Data records:
|---|

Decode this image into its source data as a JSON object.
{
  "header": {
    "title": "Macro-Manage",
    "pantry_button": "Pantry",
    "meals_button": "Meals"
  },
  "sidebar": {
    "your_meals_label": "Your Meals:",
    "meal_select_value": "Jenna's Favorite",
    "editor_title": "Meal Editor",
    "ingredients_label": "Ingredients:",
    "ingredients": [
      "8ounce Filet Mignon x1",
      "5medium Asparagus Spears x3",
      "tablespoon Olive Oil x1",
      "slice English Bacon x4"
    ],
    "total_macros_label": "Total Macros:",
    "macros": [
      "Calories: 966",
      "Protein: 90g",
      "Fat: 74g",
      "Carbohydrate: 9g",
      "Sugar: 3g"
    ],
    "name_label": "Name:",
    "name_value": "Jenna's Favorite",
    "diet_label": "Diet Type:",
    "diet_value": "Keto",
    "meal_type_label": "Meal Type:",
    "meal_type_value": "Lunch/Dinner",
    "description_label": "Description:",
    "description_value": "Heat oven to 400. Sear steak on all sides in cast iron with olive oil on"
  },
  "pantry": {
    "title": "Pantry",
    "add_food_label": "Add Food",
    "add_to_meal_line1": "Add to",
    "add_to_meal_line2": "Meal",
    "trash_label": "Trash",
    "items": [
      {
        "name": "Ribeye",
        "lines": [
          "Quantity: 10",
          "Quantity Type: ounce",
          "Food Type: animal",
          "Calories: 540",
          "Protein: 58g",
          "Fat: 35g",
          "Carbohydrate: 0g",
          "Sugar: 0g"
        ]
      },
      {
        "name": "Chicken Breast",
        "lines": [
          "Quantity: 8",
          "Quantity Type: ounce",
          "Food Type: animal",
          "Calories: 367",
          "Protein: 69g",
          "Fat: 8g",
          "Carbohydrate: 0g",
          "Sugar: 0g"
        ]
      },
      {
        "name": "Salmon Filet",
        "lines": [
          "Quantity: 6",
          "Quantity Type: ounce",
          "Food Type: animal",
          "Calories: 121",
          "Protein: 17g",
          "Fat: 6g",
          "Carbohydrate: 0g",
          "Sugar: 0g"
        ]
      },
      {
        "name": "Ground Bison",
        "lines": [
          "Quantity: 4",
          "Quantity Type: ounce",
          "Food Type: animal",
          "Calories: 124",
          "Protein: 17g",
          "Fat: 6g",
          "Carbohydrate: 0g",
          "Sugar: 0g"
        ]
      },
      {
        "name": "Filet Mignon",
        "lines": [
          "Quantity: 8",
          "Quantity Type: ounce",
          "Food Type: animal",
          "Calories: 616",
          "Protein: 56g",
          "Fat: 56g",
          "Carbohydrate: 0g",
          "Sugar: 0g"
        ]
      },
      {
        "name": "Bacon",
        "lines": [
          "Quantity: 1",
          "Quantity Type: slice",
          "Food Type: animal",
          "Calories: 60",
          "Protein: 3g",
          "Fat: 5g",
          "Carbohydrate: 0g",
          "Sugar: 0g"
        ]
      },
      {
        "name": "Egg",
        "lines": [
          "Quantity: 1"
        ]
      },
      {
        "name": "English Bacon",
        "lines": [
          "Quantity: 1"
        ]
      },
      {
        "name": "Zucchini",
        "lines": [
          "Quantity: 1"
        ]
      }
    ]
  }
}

|---|

WORK TO BE COMPLETED:
Copy the records. Each line should match exactly.

RESPONSE:
Decode this image into its source data as a JSON object.
{
  "header": {
    "title": "Macro-Manage",
    "pantry_button": "Pantry",
    "meals_button": "Meals"
  },
  "sidebar": {
    "your_meals_label": "Your Meals:",
    "meal_select_value": "Jenna's Favorite",
    "editor_title": "Meal Editor",
    "ingredients_label": "Ingredients:",
    "ingredients": [
      "8ounce Filet Mignon x1",
      "5medium Asparagus Spears x3",
      "tablespoon Olive Oil x1",
      "slice English Bacon x4"
    ],
    "total_macros_label": "Total Macros:",
    "macros": [
      "Calories: 966",
      "Protein: 90g",
      "Fat: 74g",
      "Carbohydrate: 9g",
      "Sugar: 3g"
    ],
    "name_label": "Name:",
    "name_value": "Jenna's Favorite",
    "diet_label": "Diet Type:",
    "diet_value": "Keto",
    "meal_type_label": "Meal Type:",
    "meal_type_value": "Lunch/Dinner",
    "description_label": "Description:",
    "description_value": "Heat oven to 400. Sear steak on all sides in cast iron with olive oil on"
  },
  "pantry": {
    "title": "Pantry",
    "add_food_label": "Add Food",
    "add_to_meal_line1": "Add to",
    "add_to_meal_line2": "Meal",
    "trash_label": "Trash",
    "items": [
      {
        "name": "Ribeye",
        "lines": [
          "Quantity: 10",
          "Quantity Type: ounce",
          "Food Type: animal",
          "Calories: 540",
          "Protein: 58g",
          "Fat: 35g",
          "Carbohydrate: 0g",
          "Sugar: 0g"
        ]
      },
      {
        "name": "Chicken Breast",
        "lines": [
          "Quantity: 8",
          "Quantity Type: ounce",
          "Food Type: animal",
          "Calories: 367",
          "Protein: 69g",
          "Fat: 8g",
          "Carbohydrate: 0g",
          "Sugar: 0g"
        ]
      },
      {
        "name": "Salmon Filet",
        "lines": [
          "Quantity: 6",
          "Quantity Type: ounce",
          "Food Type: animal",
          "Calories: 121",
          "Protein: 17g",
          "Fat: 6g",
          "Carbohydrate: 0g",
          "Sugar: 0g"
        ]
      },
      {
        "name": "Ground Bison",
        "lines": [
          "Quantity: 4",
          "Quantity Type: ounce",
          "Food Type: animal",
          "Calories: 124",
          "Protein: 17g",
          "Fat: 6g",
          "Carbohydrate: 0g",
          "Sugar: 0g"
        ]
      },
      {
        "name": "Filet Mignon",
        "lines": [
          "Quantity: 8",
          "Quantity Type: ounce",
          "Food Type: animal",
          "Calories: 616",
          "Protein: 56g",
          "Fat: 56g",
          "Carbohydrate: 0g",
          "Sugar: 0g"
        ]
      },
      {
        "name": "Bacon",
        "lines": [
          "Quantity: 1",
          "Quantity Type: slice",
          "Food Type: animal",
          "Calories: 60",
          "Protein: 3g",
          "Fat: 5g",
          "Carbohydrate: 0g",
          "Sugar: 0g"
        ]
      },
      {
        "name": "Egg",
        "lines": [
          "Quantity: 1"
        ]
      },
      {
        "name": "English Bacon",
        "lines": [
          "Quantity: 1"
        ]
      },
      {
        "name": "Zucchini",
        "lines": [
          "Quantity: 1"
        ]
      }
    ]
  }
}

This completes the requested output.